___ Provided entries ___

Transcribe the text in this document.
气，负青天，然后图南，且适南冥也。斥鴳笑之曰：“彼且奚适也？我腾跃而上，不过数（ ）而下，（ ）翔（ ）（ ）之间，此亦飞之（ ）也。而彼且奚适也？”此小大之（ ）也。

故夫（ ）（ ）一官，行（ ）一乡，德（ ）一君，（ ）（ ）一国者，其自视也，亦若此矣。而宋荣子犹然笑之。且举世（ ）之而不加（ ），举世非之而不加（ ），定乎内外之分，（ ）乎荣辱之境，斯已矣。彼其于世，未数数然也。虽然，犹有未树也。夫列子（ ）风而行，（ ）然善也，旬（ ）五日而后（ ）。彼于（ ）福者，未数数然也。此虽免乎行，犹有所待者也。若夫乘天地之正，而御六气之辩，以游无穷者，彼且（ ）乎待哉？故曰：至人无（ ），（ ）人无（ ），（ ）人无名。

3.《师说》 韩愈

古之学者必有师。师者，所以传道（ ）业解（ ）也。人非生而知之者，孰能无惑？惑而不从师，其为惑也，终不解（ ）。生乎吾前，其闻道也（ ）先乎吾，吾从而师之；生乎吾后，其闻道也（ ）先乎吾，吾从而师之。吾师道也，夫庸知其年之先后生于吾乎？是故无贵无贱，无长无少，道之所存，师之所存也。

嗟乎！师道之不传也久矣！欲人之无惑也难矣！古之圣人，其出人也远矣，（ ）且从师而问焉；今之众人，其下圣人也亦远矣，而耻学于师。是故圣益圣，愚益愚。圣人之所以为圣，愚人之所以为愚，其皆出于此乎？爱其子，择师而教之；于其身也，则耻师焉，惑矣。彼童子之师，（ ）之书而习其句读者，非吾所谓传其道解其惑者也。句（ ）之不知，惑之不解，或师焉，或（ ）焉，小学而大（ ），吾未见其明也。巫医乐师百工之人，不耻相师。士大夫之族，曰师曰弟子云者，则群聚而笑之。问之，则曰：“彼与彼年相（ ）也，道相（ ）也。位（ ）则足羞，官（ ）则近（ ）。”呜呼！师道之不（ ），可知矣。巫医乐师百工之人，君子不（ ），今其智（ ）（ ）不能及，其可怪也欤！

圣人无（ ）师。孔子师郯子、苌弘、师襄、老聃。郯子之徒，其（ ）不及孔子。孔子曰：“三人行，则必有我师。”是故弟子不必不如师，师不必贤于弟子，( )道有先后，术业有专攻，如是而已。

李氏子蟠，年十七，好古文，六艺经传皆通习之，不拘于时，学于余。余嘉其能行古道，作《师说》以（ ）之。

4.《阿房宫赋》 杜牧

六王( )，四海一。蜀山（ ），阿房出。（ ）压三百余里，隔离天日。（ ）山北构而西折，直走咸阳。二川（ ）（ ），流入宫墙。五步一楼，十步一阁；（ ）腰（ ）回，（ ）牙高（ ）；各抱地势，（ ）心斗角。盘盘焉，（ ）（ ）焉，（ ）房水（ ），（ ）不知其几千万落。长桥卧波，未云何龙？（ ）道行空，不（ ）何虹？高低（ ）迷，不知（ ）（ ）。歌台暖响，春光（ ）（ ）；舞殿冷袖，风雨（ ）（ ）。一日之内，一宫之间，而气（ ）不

___

* Requirements *
Repeat every entry exactly as written above.

* Result *
Transcribe the text in this document.
气，负青天，然后图南，且适南冥也。斥鴳笑之曰：“彼且奚适也？我腾跃而上，不过数（ ）而下，（ ）翔（ ）（ ）之间，此亦飞之（ ）也。而彼且奚适也？”此小大之（ ）也。

故夫（ ）（ ）一官，行（ ）一乡，德（ ）一君，（ ）（ ）一国者，其自视也，亦若此矣。而宋荣子犹然笑之。且举世（ ）之而不加（ ），举世非之而不加（ ），定乎内外之分，（ ）乎荣辱之境，斯已矣。彼其于世，未数数然也。虽然，犹有未树也。夫列子（ ）风而行，（ ）然善也，旬（ ）五日而后（ ）。彼于（ ）福者，未数数然也。此虽免乎行，犹有所待者也。若夫乘天地之正，而御六气之辩，以游无穷者，彼且（ ）乎待哉？故曰：至人无（ ），（ ）人无（ ），（ ）人无名。

3.《师说》 韩愈

古之学者必有师。师者，所以传道（ ）业解（ ）也。人非生而知之者，孰能无惑？惑而不从师，其为惑也，终不解（ ）。生乎吾前，其闻道也（ ）先乎吾，吾从而师之；生乎吾后，其闻道也（ ）先乎吾，吾从而师之。吾师道也，夫庸知其年之先后生于吾乎？是故无贵无贱，无长无少，道之所存，师之所存也。

嗟乎！师道之不传也久矣！欲人之无惑也难矣！古之圣人，其出人也远矣，（ ）且从师而问焉；今之众人，其下圣人也亦远矣，而耻学于师。是故圣益圣，愚益愚。圣人之所以为圣，愚人之所以为愚，其皆出于此乎？爱其子，择师而教之；于其身也，则耻师焉，惑矣。彼童子之师，（ ）之书而习其句读者，非吾所谓传其道解其惑者也。句（ ）之不知，惑之不解，或师焉，或（ ）焉，小学而大（ ），吾未见其明也。巫医乐师百工之人，不耻相师。士大夫之族，曰师曰弟子云者，则群聚而笑之。问之，则曰：“彼与彼年相（ ）也，道相（ ）也。位（ ）则足羞，官（ ）则近（ ）。”呜呼！师道之不（ ），可知矣。巫医乐师百工之人，君子不（ ），今其智（ ）（ ）不能及，其可怪也欤！

圣人无（ ）师。孔子师郯子、苌弘、师襄、老聃。郯子之徒，其（ ）不及孔子。孔子曰：“三人行，则必有我师。”是故弟子不必不如师，师不必贤于弟子，( )道有先后，术业有专攻，如是而已。

李氏子蟠，年十七，好古文，六艺经传皆通习之，不拘于时，学于余。余嘉其能行古道，作《师说》以（ ）之。

4.《阿房宫赋》 杜牧

六王( )，四海一。蜀山（ ），阿房出。（ ）压三百余里，隔离天日。（ ）山北构而西折，直走咸阳。二川（ ）（ ），流入宫墙。五步一楼，十步一阁；（ ）腰（ ）回，（ ）牙高（ ）；各抱地势，（ ）心斗角。盘盘焉，（ ）（ ）焉，（ ）房水（ ），（ ）不知其几千万落。长桥卧波，未云何龙？（ ）道行空，不（ ）何虹？高低（ ）迷，不知（ ）（ ）。歌台暖响，春光（ ）（ ）；舞殿冷袖，风雨（ ）（ ）。一日之内，一宫之间，而气（ ）不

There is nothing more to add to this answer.